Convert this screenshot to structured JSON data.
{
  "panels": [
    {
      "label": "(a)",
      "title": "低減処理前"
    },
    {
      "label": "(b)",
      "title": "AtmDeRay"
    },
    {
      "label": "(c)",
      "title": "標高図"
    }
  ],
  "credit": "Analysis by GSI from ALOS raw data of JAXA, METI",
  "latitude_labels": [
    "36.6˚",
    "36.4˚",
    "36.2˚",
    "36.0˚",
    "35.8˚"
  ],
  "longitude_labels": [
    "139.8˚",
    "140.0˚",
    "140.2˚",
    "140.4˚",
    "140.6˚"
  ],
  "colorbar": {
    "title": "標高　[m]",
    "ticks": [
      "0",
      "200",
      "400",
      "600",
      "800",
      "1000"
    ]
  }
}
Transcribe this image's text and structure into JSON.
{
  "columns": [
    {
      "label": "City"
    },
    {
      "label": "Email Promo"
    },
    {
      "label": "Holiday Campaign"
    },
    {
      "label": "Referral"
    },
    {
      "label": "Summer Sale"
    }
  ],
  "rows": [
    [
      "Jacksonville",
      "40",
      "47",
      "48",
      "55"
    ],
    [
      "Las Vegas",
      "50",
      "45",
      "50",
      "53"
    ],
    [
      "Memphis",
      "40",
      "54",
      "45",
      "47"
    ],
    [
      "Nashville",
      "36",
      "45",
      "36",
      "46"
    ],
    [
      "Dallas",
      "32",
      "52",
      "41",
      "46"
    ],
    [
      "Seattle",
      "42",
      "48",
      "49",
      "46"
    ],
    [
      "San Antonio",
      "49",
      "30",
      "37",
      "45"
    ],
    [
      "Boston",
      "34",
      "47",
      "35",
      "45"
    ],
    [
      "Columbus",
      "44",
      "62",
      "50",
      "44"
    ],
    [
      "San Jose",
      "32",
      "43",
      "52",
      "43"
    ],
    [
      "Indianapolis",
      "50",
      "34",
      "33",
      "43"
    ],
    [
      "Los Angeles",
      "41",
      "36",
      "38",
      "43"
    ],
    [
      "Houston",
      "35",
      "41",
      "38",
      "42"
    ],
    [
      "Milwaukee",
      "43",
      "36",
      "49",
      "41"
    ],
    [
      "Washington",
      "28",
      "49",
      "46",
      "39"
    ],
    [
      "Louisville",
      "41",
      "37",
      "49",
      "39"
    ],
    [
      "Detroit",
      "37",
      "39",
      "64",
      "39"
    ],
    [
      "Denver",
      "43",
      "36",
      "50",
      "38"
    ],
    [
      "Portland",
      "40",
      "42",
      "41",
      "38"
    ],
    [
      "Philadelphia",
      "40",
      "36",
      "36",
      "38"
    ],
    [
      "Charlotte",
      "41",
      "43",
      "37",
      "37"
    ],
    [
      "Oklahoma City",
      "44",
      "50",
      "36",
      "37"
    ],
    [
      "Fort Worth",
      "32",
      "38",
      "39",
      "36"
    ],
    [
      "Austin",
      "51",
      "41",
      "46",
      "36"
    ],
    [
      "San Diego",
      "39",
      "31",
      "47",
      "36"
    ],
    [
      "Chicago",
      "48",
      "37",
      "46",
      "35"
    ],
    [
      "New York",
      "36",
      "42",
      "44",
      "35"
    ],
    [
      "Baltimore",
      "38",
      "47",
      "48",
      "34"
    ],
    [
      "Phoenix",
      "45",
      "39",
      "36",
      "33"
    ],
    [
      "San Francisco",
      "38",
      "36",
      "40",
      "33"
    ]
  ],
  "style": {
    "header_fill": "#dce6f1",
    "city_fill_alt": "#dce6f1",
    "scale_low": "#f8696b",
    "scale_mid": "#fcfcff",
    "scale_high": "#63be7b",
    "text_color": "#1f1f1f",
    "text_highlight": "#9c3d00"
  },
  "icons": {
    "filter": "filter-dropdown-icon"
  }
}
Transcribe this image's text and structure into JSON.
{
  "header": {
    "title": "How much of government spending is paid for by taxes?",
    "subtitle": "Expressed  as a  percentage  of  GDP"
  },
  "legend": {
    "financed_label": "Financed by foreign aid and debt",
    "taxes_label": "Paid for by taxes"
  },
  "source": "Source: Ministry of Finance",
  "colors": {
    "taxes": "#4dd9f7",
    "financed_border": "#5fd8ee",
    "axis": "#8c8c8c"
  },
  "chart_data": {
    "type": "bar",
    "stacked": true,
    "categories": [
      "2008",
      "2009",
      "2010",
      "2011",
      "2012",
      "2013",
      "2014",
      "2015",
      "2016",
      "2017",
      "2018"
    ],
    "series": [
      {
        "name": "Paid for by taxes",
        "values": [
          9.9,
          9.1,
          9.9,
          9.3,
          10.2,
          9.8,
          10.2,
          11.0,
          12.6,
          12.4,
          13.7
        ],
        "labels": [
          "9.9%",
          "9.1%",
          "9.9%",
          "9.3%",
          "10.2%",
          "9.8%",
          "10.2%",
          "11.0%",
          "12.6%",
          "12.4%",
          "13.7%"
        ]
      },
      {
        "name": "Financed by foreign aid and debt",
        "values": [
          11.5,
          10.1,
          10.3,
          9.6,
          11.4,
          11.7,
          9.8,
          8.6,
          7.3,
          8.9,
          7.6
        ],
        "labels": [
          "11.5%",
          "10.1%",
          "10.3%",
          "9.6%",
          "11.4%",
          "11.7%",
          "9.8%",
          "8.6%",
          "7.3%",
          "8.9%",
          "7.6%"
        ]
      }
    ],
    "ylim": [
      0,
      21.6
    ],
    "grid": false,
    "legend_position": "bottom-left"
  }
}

§ Exercise task
Every entry must be retyped in full, exactly as given.

§ Correct result
Convert this screenshot to structured JSON data.
{
  "panels": [
    {
      "label": "(a)",
      "title": "低減処理前"
    },
    {
      "label": "(b)",
      "title": "AtmDeRay"
    },
    {
      "label": "(c)",
      "title": "標高図"
    }
  ],
  "credit": "Analysis by GSI from ALOS raw data of JAXA, METI",
  "latitude_labels": [
    "36.6˚",
    "36.4˚",
    "36.2˚",
    "36.0˚",
    "35.8˚"
  ],
  "longitude_labels": [
    "139.8˚",
    "140.0˚",
    "140.2˚",
    "140.4˚",
    "140.6˚"
  ],
  "colorbar": {
    "title": "標高　[m]",
    "ticks": [
      "0",
      "200",
      "400",
      "600",
      "800",
      "1000"
    ]
  }
}
Transcribe this image's text and structure into JSON.
{
  "columns": [
    {
      "label": "City"
    },
    {
      "label": "Email Promo"
    },
    {
      "label": "Holiday Campaign"
    },
    {
      "label": "Referral"
    },
    {
      "label": "Summer Sale"
    }
  ],
  "rows": [
    [
      "Jacksonville",
      "40",
      "47",
      "48",
      "55"
    ],
    [
      "Las Vegas",
      "50",
      "45",
      "50",
      "53"
    ],
    [
      "Memphis",
      "40",
      "54",
      "45",
      "47"
    ],
    [
      "Nashville",
      "36",
      "45",
      "36",
      "46"
    ],
    [
      "Dallas",
      "32",
      "52",
      "41",
      "46"
    ],
    [
      "Seattle",
      "42",
      "48",
      "49",
      "46"
    ],
    [
      "San Antonio",
      "49",
      "30",
      "37",
      "45"
    ],
    [
      "Boston",
      "34",
      "47",
      "35",
      "45"
    ],
    [
      "Columbus",
      "44",
      "62",
      "50",
      "44"
    ],
    [
      "San Jose",
      "32",
      "43",
      "52",
      "43"
    ],
    [
      "Indianapolis",
      "50",
      "34",
      "33",
      "43"
    ],
    [
      "Los Angeles",
      "41",
      "36",
      "38",
      "43"
    ],
    [
      "Houston",
      "35",
      "41",
      "38",
      "42"
    ],
    [
      "Milwaukee",
      "43",
      "36",
      "49",
      "41"
    ],
    [
      "Washington",
      "28",
      "49",
      "46",
      "39"
    ],
    [
      "Louisville",
      "41",
      "37",
      "49",
      "39"
    ],
    [
      "Detroit",
      "37",
      "39",
      "64",
      "39"
    ],
    [
      "Denver",
      "43",
      "36",
      "50",
      "38"
    ],
    [
      "Portland",
      "40",
      "42",
      "41",
      "38"
    ],
    [
      "Philadelphia",
      "40",
      "36",
      "36",
      "38"
    ],
    [
      "Charlotte",
      "41",
      "43",
      "37",
      "37"
    ],
    [
      "Oklahoma City",
      "44",
      "50",
      "36",
      "37"
    ],
    [
      "Fort Worth",
      "32",
      "38",
      "39",
      "36"
    ],
    [
      "Austin",
      "51",
      "41",
      "46",
      "36"
    ],
    [
      "San Diego",
      "39",
      "31",
      "47",
      "36"
    ],
    [
      "Chicago",
      "48",
      "37",
      "46",
      "35"
    ],
    [
      "New York",
      "36",
      "42",
      "44",
      "35"
    ],
    [
      "Baltimore",
      "38",
      "47",
      "48",
      "34"
    ],
    [
      "Phoenix",
      "45",
      "39",
      "36",
      "33"
    ],
    [
      "San Francisco",
      "38",
      "36",
      "40",
      "33"
    ]
  ],
  "style": {
    "header_fill": "#dce6f1",
    "city_fill_alt": "#dce6f1",
    "scale_low": "#f8696b",
    "scale_mid": "#fcfcff",
    "scale_high": "#63be7b",
    "text_color": "#1f1f1f",
    "text_highlight": "#9c3d00"
  },
  "icons": {
    "filter": "filter-dropdown-icon"
  }
}
Transcribe this image's text and structure into JSON.
{
  "header": {
    "title": "How much of government spending is paid for by taxes?",
    "subtitle": "Expressed  as a  percentage  of  GDP"
  },
  "legend": {
    "financed_label": "Financed by foreign aid and debt",
    "taxes_label": "Paid for by taxes"
  },
  "source": "Source: Ministry of Finance",
  "colors": {
    "taxes": "#4dd9f7",
    "financed_border": "#5fd8ee",
    "axis": "#8c8c8c"
  },
  "chart_data": {
    "type": "bar",
    "stacked": true,
    "categories": [
      "2008",
      "2009",
      "2010",
      "2011",
      "2012",
      "2013",
      "2014",
      "2015",
      "2016",
      "2017",
      "2018"
    ],
    "series": [
      {
        "name": "Paid for by taxes",
        "values": [
          9.9,
          9.1,
          9.9,
          9.3,
          10.2,
          9.8,
          10.2,
          11.0,
          12.6,
          12.4,
          13.7
        ],
        "labels": [
          "9.9%",
          "9.1%",
          "9.9%",
          "9.3%",
          "10.2%",
          "9.8%",
          "10.2%",
          "11.0%",
          "12.6%",
          "12.4%",
          "13.7%"
        ]
      },
      {
        "name": "Financed by foreign aid and debt",
        "values": [
          11.5,
          10.1,
          10.3,
          9.6,
          11.4,
          11.7,
          9.8,
          8.6,
          7.3,
          8.9,
          7.6
        ],
        "labels": [
          "11.5%",
          "10.1%",
          "10.3%",
          "9.6%",
          "11.4%",
          "11.7%",
          "9.8%",
          "8.6%",
          "7.3%",
          "8.9%",
          "7.6%"
        ]
      }
    ],
    "ylim": [
      0,
      21.6
    ],
    "grid": false,
    "legend_position": "bottom-left"
  }
}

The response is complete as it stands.